**Data for the task:**
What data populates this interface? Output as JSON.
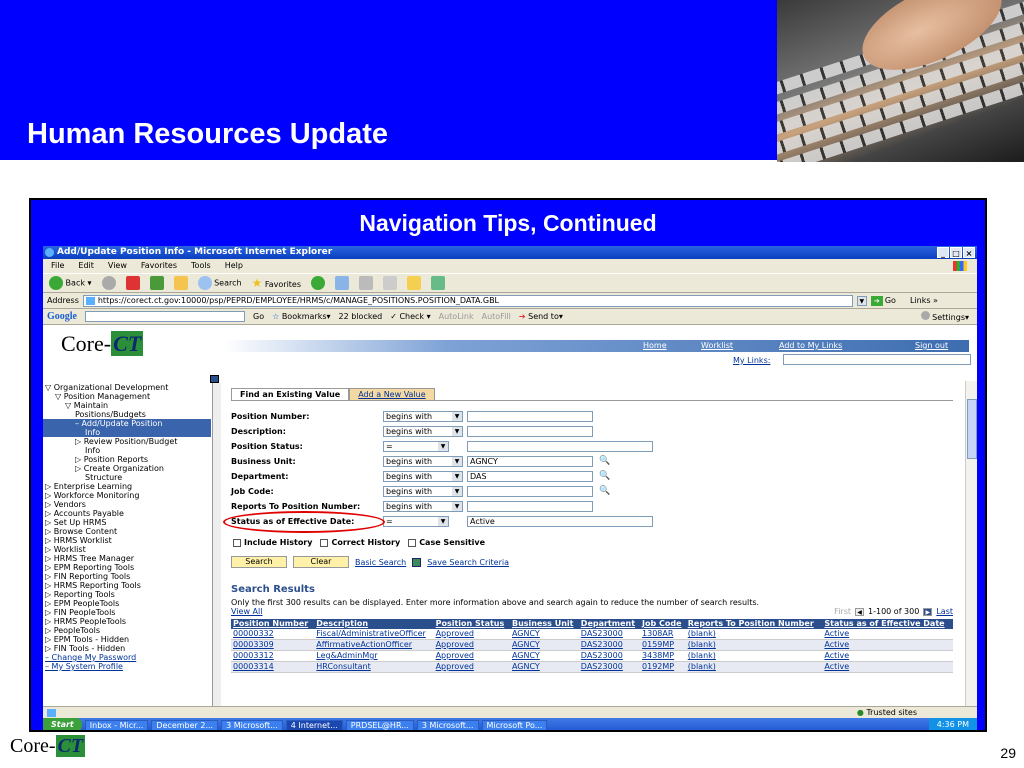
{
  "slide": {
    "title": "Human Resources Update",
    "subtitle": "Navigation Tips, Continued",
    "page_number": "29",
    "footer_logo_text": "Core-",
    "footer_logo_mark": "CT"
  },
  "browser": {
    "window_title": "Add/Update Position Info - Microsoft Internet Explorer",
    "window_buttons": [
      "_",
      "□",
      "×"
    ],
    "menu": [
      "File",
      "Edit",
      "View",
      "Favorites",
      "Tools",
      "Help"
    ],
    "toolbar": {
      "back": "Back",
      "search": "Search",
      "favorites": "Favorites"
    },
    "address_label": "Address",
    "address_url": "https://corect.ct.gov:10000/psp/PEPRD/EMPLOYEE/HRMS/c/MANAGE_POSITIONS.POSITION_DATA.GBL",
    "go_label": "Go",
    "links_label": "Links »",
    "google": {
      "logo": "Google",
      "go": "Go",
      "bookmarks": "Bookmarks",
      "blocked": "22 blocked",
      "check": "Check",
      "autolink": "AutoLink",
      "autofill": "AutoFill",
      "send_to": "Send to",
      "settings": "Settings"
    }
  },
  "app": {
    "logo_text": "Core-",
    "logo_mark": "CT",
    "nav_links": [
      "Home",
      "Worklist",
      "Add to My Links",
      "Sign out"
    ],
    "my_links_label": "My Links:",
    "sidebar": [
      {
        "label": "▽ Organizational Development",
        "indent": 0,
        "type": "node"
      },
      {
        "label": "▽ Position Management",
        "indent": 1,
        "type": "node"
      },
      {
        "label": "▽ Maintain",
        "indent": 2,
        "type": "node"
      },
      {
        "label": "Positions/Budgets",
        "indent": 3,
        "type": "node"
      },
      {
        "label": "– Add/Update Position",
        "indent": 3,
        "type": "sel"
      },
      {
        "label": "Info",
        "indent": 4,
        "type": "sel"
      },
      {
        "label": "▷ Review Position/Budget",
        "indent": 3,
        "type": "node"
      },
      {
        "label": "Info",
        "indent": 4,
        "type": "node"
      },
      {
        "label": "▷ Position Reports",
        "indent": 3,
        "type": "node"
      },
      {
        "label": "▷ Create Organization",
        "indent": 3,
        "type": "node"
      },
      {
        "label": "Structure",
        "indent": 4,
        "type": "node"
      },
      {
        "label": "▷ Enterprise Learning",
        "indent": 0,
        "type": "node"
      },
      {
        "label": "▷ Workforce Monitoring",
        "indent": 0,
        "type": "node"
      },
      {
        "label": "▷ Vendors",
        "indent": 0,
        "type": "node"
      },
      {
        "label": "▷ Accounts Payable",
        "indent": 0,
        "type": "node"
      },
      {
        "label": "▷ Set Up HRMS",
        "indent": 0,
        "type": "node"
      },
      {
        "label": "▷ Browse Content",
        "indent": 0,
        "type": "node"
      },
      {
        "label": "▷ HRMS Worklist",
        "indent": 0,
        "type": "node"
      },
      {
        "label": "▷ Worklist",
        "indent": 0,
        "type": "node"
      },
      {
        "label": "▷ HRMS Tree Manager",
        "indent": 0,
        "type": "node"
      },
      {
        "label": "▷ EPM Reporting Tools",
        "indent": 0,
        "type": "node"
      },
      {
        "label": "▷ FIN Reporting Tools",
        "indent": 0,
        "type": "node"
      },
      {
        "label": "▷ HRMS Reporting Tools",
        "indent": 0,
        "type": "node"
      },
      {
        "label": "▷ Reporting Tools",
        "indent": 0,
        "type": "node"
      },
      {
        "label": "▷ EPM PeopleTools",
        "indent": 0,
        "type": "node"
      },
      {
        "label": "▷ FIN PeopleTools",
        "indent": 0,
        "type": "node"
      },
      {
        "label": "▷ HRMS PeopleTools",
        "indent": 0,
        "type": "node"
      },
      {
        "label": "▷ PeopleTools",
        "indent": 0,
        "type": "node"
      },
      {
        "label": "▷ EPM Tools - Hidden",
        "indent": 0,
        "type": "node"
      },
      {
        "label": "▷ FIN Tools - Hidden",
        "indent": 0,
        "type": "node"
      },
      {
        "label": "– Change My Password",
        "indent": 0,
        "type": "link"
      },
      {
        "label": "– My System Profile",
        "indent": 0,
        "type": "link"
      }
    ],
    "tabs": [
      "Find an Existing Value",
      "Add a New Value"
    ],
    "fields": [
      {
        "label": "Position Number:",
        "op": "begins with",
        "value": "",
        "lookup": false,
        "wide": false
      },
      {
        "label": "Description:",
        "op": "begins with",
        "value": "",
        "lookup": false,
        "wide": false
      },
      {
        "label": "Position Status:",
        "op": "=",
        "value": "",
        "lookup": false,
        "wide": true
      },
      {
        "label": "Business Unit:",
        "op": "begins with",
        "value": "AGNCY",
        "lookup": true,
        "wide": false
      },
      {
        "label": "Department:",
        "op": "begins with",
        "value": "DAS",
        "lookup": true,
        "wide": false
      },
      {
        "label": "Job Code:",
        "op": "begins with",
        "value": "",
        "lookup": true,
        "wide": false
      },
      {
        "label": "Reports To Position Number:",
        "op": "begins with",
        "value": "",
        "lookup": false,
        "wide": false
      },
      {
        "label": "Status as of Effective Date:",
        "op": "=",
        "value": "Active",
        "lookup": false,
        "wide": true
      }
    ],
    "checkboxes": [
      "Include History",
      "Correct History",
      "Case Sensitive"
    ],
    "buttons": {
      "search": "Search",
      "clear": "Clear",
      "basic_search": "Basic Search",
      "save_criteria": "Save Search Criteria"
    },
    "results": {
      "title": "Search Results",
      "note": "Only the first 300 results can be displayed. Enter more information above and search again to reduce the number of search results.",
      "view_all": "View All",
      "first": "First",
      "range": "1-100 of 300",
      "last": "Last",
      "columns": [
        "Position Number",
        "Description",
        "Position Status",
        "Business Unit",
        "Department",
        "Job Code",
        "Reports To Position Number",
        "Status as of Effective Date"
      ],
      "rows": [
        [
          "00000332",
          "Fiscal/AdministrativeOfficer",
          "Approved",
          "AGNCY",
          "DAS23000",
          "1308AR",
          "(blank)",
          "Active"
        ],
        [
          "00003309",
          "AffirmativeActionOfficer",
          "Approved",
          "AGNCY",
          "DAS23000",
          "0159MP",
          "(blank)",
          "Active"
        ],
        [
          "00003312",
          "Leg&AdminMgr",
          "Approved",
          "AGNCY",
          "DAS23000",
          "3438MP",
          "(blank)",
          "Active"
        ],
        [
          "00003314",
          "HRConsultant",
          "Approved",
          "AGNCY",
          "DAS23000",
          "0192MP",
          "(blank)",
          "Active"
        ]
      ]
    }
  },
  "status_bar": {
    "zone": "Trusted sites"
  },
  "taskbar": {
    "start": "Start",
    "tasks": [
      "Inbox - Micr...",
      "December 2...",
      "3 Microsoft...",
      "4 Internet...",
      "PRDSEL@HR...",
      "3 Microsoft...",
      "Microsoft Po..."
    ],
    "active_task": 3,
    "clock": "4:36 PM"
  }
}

**Request:** Your job is to transcribe the entries above exactly; skip the pictures.

**Result of this exercise:**
What data populates this interface? Output as JSON.
{
  "slide": {
    "title": "Human Resources Update",
    "subtitle": "Navigation Tips, Continued",
    "page_number": "29",
    "footer_logo_text": "Core-",
    "footer_logo_mark": "CT"
  },
  "browser": {
    "window_title": "Add/Update Position Info - Microsoft Internet Explorer",
    "window_buttons": [
      "_",
      "□",
      "×"
    ],
    "menu": [
      "File",
      "Edit",
      "View",
      "Favorites",
      "Tools",
      "Help"
    ],
    "toolbar": {
      "back": "Back",
      "search": "Search",
      "favorites": "Favorites"
    },
    "address_label": "Address",
    "address_url": "https://corect.ct.gov:10000/psp/PEPRD/EMPLOYEE/HRMS/c/MANAGE_POSITIONS.POSITION_DATA.GBL",
    "go_label": "Go",
    "links_label": "Links »",
    "google": {
      "logo": "Google",
      "go": "Go",
      "bookmarks": "Bookmarks",
      "blocked": "22 blocked",
      "check": "Check",
      "autolink": "AutoLink",
      "autofill": "AutoFill",
      "send_to": "Send to",
      "settings": "Settings"
    }
  },
  "app": {
    "logo_text": "Core-",
    "logo_mark": "CT",
    "nav_links": [
      "Home",
      "Worklist",
      "Add to My Links",
      "Sign out"
    ],
    "my_links_label": "My Links:",
    "sidebar": [
      {
        "label": "▽ Organizational Development",
        "indent": 0,
        "type": "node"
      },
      {
        "label": "▽ Position Management",
        "indent": 1,
        "type": "node"
      },
      {
        "label": "▽ Maintain",
        "indent": 2,
        "type": "node"
      },
      {
        "label": "Positions/Budgets",
        "indent": 3,
        "type": "node"
      },
      {
        "label": "– Add/Update Position",
        "indent": 3,
        "type": "sel"
      },
      {
        "label": "Info",
        "indent": 4,
        "type": "sel"
      },
      {
        "label": "▷ Review Position/Budget",
        "indent": 3,
        "type": "node"
      },
      {
        "label": "Info",
        "indent": 4,
        "type": "node"
      },
      {
        "label": "▷ Position Reports",
        "indent": 3,
        "type": "node"
      },
      {
        "label": "▷ Create Organization",
        "indent": 3,
        "type": "node"
      },
      {
        "label": "Structure",
        "indent": 4,
        "type": "node"
      },
      {
        "label": "▷ Enterprise Learning",
        "indent": 0,
        "type": "node"
      },
      {
        "label": "▷ Workforce Monitoring",
        "indent": 0,
        "type": "node"
      },
      {
        "label": "▷ Vendors",
        "indent": 0,
        "type": "node"
      },
      {
        "label": "▷ Accounts Payable",
        "indent": 0,
        "type": "node"
      },
      {
        "label": "▷ Set Up HRMS",
        "indent": 0,
        "type": "node"
      },
      {
        "label": "▷ Browse Content",
        "indent": 0,
        "type": "node"
      },
      {
        "label": "▷ HRMS Worklist",
        "indent": 0,
        "type": "node"
      },
      {
        "label": "▷ Worklist",
        "indent": 0,
        "type": "node"
      },
      {
        "label": "▷ HRMS Tree Manager",
        "indent": 0,
        "type": "node"
      },
      {
        "label": "▷ EPM Reporting Tools",
        "indent": 0,
        "type": "node"
      },
      {
        "label": "▷ FIN Reporting Tools",
        "indent": 0,
        "type": "node"
      },
      {
        "label": "▷ HRMS Reporting Tools",
        "indent": 0,
        "type": "node"
      },
      {
        "label": "▷ Reporting Tools",
        "indent": 0,
        "type": "node"
      },
      {
        "label": "▷ EPM PeopleTools",
        "indent": 0,
        "type": "node"
      },
      {
        "label": "▷ FIN PeopleTools",
        "indent": 0,
        "type": "node"
      },
      {
        "label": "▷ HRMS PeopleTools",
        "indent": 0,
        "type": "node"
      },
      {
        "label": "▷ PeopleTools",
        "indent": 0,
        "type": "node"
      },
      {
        "label": "▷ EPM Tools - Hidden",
        "indent": 0,
        "type": "node"
      },
      {
        "label": "▷ FIN Tools - Hidden",
        "indent": 0,
        "type": "node"
      },
      {
        "label": "– Change My Password",
        "indent": 0,
        "type": "link"
      },
      {
        "label": "– My System Profile",
        "indent": 0,
        "type": "link"
      }
    ],
    "tabs": [
      "Find an Existing Value",
      "Add a New Value"
    ],
    "fields": [
      {
        "label": "Position Number:",
        "op": "begins with",
        "value": "",
        "lookup": false,
        "wide": false
      },
      {
        "label": "Description:",
        "op": "begins with",
        "value": "",
        "lookup": false,
        "wide": false
      },
      {
        "label": "Position Status:",
        "op": "=",
        "value": "",
        "lookup": false,
        "wide": true
      },
      {
        "label": "Business Unit:",
        "op": "begins with",
        "value": "AGNCY",
        "lookup": true,
        "wide": false
      },
      {
        "label": "Department:",
        "op": "begins with",
        "value": "DAS",
        "lookup": true,
        "wide": false
      },
      {
        "label": "Job Code:",
        "op": "begins with",
        "value": "",
        "lookup": true,
        "wide": false
      },
      {
        "label": "Reports To Position Number:",
        "op": "begins with",
        "value": "",
        "lookup": false,
        "wide": false
      },
      {
        "label": "Status as of Effective Date:",
        "op": "=",
        "value": "Active",
        "lookup": false,
        "wide": true
      }
    ],
    "checkboxes": [
      "Include History",
      "Correct History",
      "Case Sensitive"
    ],
    "buttons": {
      "search": "Search",
      "clear": "Clear",
      "basic_search": "Basic Search",
      "save_criteria": "Save Search Criteria"
    },
    "results": {
      "title": "Search Results",
      "note": "Only the first 300 results can be displayed. Enter more information above and search again to reduce the number of search results.",
      "view_all": "View All",
      "first": "First",
      "range": "1-100 of 300",
      "last": "Last",
      "columns": [
        "Position Number",
        "Description",
        "Position Status",
        "Business Unit",
        "Department",
        "Job Code",
        "Reports To Position Number",
        "Status as of Effective Date"
      ],
      "rows": [
        [
          "00000332",
          "Fiscal/AdministrativeOfficer",
          "Approved",
          "AGNCY",
          "DAS23000",
          "1308AR",
          "(blank)",
          "Active"
        ],
        [
          "00003309",
          "AffirmativeActionOfficer",
          "Approved",
          "AGNCY",
          "DAS23000",
          "0159MP",
          "(blank)",
          "Active"
        ],
        [
          "00003312",
          "Leg&AdminMgr",
          "Approved",
          "AGNCY",
          "DAS23000",
          "3438MP",
          "(blank)",
          "Active"
        ],
        [
          "00003314",
          "HRConsultant",
          "Approved",
          "AGNCY",
          "DAS23000",
          "0192MP",
          "(blank)",
          "Active"
        ]
      ]
    }
  },
  "status_bar": {
    "zone": "Trusted sites"
  },
  "taskbar": {
    "start": "Start",
    "tasks": [
      "Inbox - Micr...",
      "December 2...",
      "3 Microsoft...",
      "4 Internet...",
      "PRDSEL@HR...",
      "3 Microsoft...",
      "Microsoft Po..."
    ],
    "active_task": 3,
    "clock": "4:36 PM"
  }
}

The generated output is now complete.